== Given passage ==
There is no theater, per se, and the only activity that even remotely resembles a cruise-like experience is the crew's once-a-voyage talent show. It's not to be missed. Otherwise, entertainment, both during the day and post-dinner, is centered on a rich variety of enrichment talks and photography workshops. These are all held in the lounge, which was remodeled when Lindblad acquired the ship.
* May require additional fees
Shore excursions and tours are a feature of any day in port or at anchor. In tropical climes, expect snorkeling and scuba diving, marine mammal and bird-watching, hikes and cultural encounters, while in colder (read: polar) latitudes, Zodiacs take passengers ashore to visit wildlife and historic sites. Sea days are typically fewer in number than port days, but during these times, expert lecturers provide engaging talks on natural and human history, geography, anthropology, zoology and any number of other topics relevant to the destination.
Kayaks and bicycles are carried onboard but their use is dependent on weather conditions.
Scuba diving is offered on selected voyages. A full kit is carried for up to 24 passengers.

== Work instructions ==
1. In the cruise ship passage, swap "talent show" for "variety show" and write out the stretch from "There is no" through "acquired the ship.".
2. According to the cruise ship passage, for how many passengers is a full scuba kit carried onboard?

== Supplied data ==
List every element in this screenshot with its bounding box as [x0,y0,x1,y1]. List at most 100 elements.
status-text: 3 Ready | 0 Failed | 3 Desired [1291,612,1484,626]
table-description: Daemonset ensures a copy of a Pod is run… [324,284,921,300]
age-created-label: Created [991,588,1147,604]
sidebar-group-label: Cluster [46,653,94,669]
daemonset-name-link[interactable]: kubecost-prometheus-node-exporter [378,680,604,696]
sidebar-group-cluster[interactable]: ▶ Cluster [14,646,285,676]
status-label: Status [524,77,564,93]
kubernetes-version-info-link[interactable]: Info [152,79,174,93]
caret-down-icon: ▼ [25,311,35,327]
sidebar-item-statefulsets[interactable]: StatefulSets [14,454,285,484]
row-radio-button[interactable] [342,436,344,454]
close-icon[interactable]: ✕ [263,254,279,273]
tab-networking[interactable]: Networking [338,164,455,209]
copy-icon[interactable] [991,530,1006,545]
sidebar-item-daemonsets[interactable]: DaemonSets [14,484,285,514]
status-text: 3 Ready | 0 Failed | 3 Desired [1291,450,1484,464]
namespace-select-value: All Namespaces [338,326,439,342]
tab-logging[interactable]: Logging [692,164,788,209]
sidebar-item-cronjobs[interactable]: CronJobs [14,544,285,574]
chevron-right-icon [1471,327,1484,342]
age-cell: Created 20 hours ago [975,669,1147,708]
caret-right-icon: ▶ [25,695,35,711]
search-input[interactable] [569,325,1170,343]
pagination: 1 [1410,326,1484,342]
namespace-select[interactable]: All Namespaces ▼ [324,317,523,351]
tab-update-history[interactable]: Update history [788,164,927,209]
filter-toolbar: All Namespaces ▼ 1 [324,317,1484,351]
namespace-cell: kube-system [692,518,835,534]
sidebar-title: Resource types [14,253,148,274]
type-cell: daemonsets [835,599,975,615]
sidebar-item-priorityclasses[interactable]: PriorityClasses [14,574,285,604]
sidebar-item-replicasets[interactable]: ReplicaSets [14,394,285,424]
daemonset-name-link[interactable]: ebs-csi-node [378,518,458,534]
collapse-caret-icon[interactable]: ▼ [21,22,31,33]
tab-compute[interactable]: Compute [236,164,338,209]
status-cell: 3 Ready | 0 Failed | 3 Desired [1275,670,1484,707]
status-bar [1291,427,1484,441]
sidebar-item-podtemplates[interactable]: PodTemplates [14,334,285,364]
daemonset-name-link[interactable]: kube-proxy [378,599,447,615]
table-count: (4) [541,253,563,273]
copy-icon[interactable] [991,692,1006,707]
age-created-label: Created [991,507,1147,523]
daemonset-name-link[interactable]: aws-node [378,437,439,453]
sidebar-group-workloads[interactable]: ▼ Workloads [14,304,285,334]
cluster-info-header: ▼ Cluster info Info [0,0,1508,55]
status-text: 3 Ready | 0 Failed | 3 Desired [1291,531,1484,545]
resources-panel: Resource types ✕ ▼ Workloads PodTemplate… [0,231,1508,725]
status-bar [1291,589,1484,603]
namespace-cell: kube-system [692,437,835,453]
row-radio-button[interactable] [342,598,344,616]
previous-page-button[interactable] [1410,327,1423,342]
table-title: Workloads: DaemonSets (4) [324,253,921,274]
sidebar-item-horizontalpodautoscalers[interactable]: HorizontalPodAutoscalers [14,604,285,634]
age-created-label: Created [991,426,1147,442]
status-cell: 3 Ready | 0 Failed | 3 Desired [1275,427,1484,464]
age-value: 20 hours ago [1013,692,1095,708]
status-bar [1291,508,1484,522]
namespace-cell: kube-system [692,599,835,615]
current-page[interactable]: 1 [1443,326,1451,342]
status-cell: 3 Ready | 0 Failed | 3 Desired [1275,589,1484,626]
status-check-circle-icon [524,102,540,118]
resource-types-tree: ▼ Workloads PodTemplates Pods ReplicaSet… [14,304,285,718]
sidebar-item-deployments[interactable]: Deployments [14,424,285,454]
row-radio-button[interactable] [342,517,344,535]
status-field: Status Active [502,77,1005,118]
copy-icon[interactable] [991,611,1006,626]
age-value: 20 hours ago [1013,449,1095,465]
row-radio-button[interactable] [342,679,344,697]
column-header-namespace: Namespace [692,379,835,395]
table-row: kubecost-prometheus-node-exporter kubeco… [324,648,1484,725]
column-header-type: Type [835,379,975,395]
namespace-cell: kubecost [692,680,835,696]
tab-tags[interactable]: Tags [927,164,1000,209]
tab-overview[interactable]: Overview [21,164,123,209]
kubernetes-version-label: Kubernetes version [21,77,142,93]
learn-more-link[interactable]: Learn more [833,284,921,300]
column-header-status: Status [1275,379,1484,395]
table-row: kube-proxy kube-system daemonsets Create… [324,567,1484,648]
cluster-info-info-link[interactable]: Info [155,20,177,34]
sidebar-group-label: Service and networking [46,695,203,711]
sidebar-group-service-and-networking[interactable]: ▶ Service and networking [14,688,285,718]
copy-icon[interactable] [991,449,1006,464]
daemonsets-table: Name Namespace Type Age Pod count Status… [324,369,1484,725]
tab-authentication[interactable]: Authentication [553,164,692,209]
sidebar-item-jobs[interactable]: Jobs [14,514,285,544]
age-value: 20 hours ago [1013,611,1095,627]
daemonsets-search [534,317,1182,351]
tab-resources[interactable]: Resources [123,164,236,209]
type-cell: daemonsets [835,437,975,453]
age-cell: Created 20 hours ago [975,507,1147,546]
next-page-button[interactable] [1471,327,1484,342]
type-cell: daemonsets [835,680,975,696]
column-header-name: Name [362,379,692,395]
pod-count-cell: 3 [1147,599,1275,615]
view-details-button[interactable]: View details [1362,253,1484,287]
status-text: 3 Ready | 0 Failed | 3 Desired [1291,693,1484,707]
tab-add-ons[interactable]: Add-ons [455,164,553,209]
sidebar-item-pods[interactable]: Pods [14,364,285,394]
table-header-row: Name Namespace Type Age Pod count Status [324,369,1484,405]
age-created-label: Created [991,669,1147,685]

== Task-by-task answers ==
1.
There is no theater, per se, and the only activity that even remotely resembles a cruise-like experience is the crew's once-a-voyage variety show. It's not to be missed. Otherwise, entertainment, both during the day and post-dinner, is centered on a rich variety of enrichment talks and photography workshops. These are all held in the lounge, which was remodeled when Lindblad acquired the ship.

2. Up to 24 passengers.